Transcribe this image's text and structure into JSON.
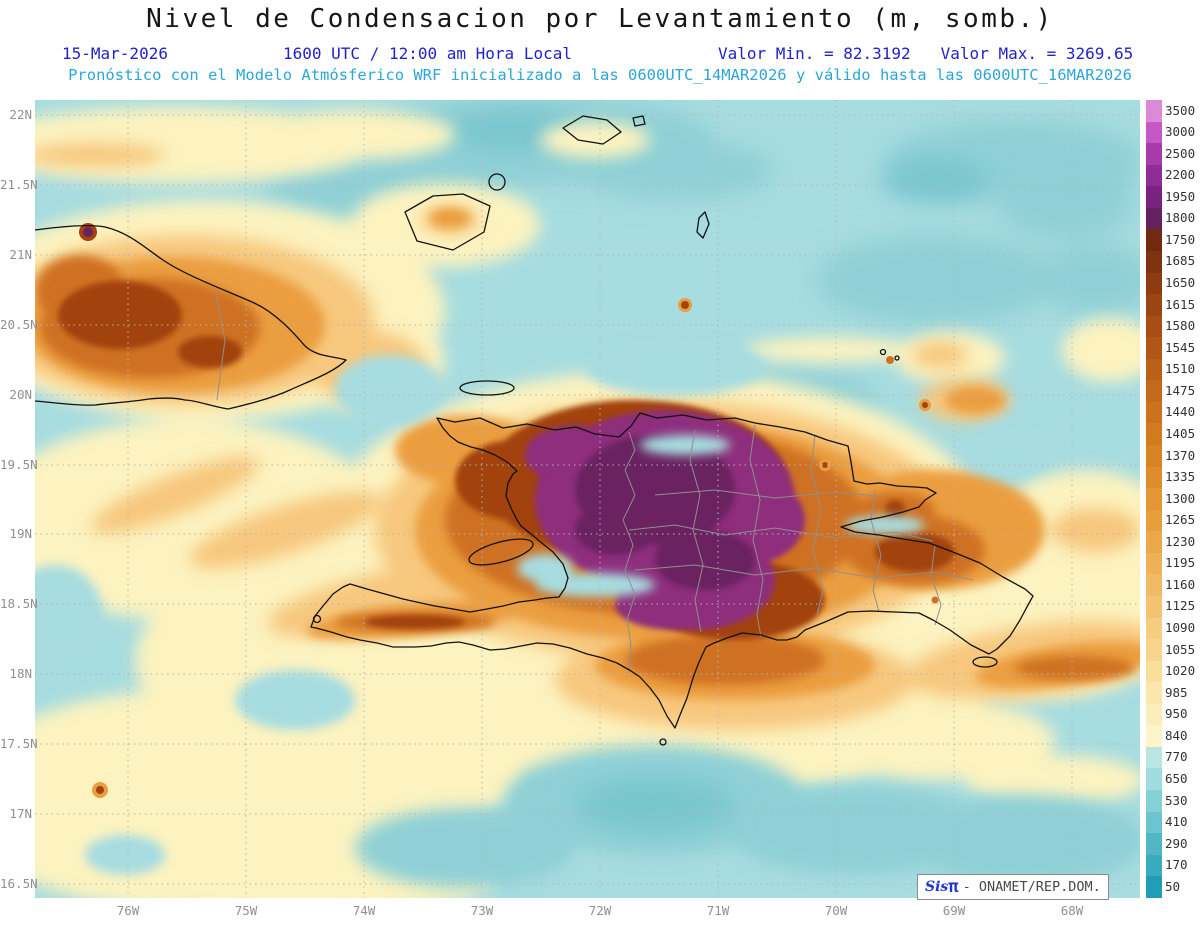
{
  "header": {
    "title": "Nivel de Condensacion por Levantamiento (m, somb.)",
    "date": "15-Mar-2026",
    "time": "1600 UTC / 12:00 am Hora Local",
    "min_label": "Valor Min. = 82.3192",
    "max_label": "Valor Max. = 3269.65",
    "model_line": "Pronóstico con el Modelo Atmósferico WRF inicializado a las 0600UTC_14MAR2026 y válido hasta las  0600UTC_16MAR2026"
  },
  "axes": {
    "lat_labels": [
      "22N",
      "21.5N",
      "21N",
      "20.5N",
      "20N",
      "19.5N",
      "19N",
      "18.5N",
      "18N",
      "17.5N",
      "17N",
      "16.5N"
    ],
    "lon_labels": [
      "76W",
      "75W",
      "74W",
      "73W",
      "72W",
      "71W",
      "70W",
      "69W",
      "68W"
    ]
  },
  "colorbar": {
    "levels": [
      "3500",
      "3000",
      "2500",
      "2200",
      "1950",
      "1800",
      "1750",
      "1685",
      "1650",
      "1615",
      "1580",
      "1545",
      "1510",
      "1475",
      "1440",
      "1405",
      "1370",
      "1335",
      "1300",
      "1265",
      "1230",
      "1195",
      "1160",
      "1125",
      "1090",
      "1055",
      "1020",
      "985",
      "950",
      "840",
      "770",
      "650",
      "530",
      "410",
      "290",
      "170",
      "50"
    ],
    "colors": [
      "#da8ad8",
      "#c558c5",
      "#a93aa9",
      "#8f2d96",
      "#78247f",
      "#64205f",
      "#6f2a10",
      "#7e3310",
      "#8d3c11",
      "#9a4513",
      "#a64e14",
      "#b15716",
      "#bb6018",
      "#c4691a",
      "#cc721c",
      "#d37b1f",
      "#d98424",
      "#de8d2b",
      "#e39634",
      "#e79f3e",
      "#eba84a",
      "#eeb157",
      "#f1ba64",
      "#f4c372",
      "#f6cc80",
      "#f8d58e",
      "#fade9c",
      "#fbe7ab",
      "#fceeba",
      "#fdf5c9",
      "#b9e6e3",
      "#9fdcdd",
      "#85d0d6",
      "#6bc4cf",
      "#51b7c7",
      "#38abbf",
      "#209eb6"
    ]
  },
  "watermark": {
    "brand": "Sis",
    "pi": "π",
    "rest": "- ONAMET/REP.DOM."
  },
  "map_palette": {
    "ocean": "#a7dce0",
    "teal2": "#8fd0d6",
    "teal3": "#79c6cf",
    "yellow": "#fcf3c0",
    "or1": "#f7c87e",
    "or2": "#eb9e41",
    "or3": "#cf7120",
    "brown": "#a2430e",
    "purple": "#8e2f7c",
    "purple2": "#6b2061",
    "coast": "#111111",
    "admin": "#8f8f8f",
    "grid": "#b5b5b5"
  },
  "chart_data": {
    "type": "heatmap",
    "title": "Nivel de Condensacion por Levantamiento (m, somb.)",
    "variable": "Lifting Condensation Level (shaded)",
    "units": "m",
    "date": "15-Mar-2026",
    "valid_time": "1600 UTC / 12:00 am Hora Local",
    "model": "WRF",
    "initialized": "0600UTC_14MAR2026",
    "valid_until": "0600UTC_16MAR2026",
    "value_min": 82.3192,
    "value_max": 3269.65,
    "x_ticks_lon": [
      "76W",
      "75W",
      "74W",
      "73W",
      "72W",
      "71W",
      "70W",
      "69W",
      "68W"
    ],
    "y_ticks_lat": [
      "22N",
      "21.5N",
      "21N",
      "20.5N",
      "20N",
      "19.5N",
      "19N",
      "18.5N",
      "18N",
      "17.5N",
      "17N",
      "16.5N"
    ],
    "contour_levels_m": [
      50,
      170,
      290,
      410,
      530,
      650,
      770,
      840,
      950,
      985,
      1020,
      1055,
      1090,
      1125,
      1160,
      1195,
      1230,
      1265,
      1300,
      1335,
      1370,
      1405,
      1440,
      1475,
      1510,
      1545,
      1580,
      1615,
      1650,
      1685,
      1750,
      1800,
      1950,
      2200,
      2500,
      3000,
      3500
    ],
    "legend_position": "right",
    "grid": true,
    "regions": [
      {
        "area": "ocean and coastal waters around the islands",
        "approx_value_m": "82-840",
        "shade": "teal"
      },
      {
        "area": "open Caribbean south and west of Hispaniola, lowland bands",
        "approx_value_m": "840-1300",
        "shade": "pale yellow to light orange"
      },
      {
        "area": "eastern Cuba (Sierra Maestra)",
        "approx_value_m": "1300-2500",
        "shade": "orange-brown with small dark purple core"
      },
      {
        "area": "central Hispaniola (Cordillera Central, Haiti highlands)",
        "approx_value_m": "1950-3269.65",
        "shade": "dark purple maximum"
      },
      {
        "area": "eastern Dominican Republic and Samaná",
        "approx_value_m": "1300-1750",
        "shade": "orange"
      },
      {
        "area": "isolated small maxima (specks over peaks and cays)",
        "approx_value_m": "1500-2200",
        "shade": "small red-brown dots"
      }
    ]
  }
}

____

[Task directions]
Reproduce each line of the material containing the word "Local".

[Response below]
    "time": "1600 UTC / 12:00 am Hora Local",
    "valid_time": "1600 UTC / 12:00 am Hora Local",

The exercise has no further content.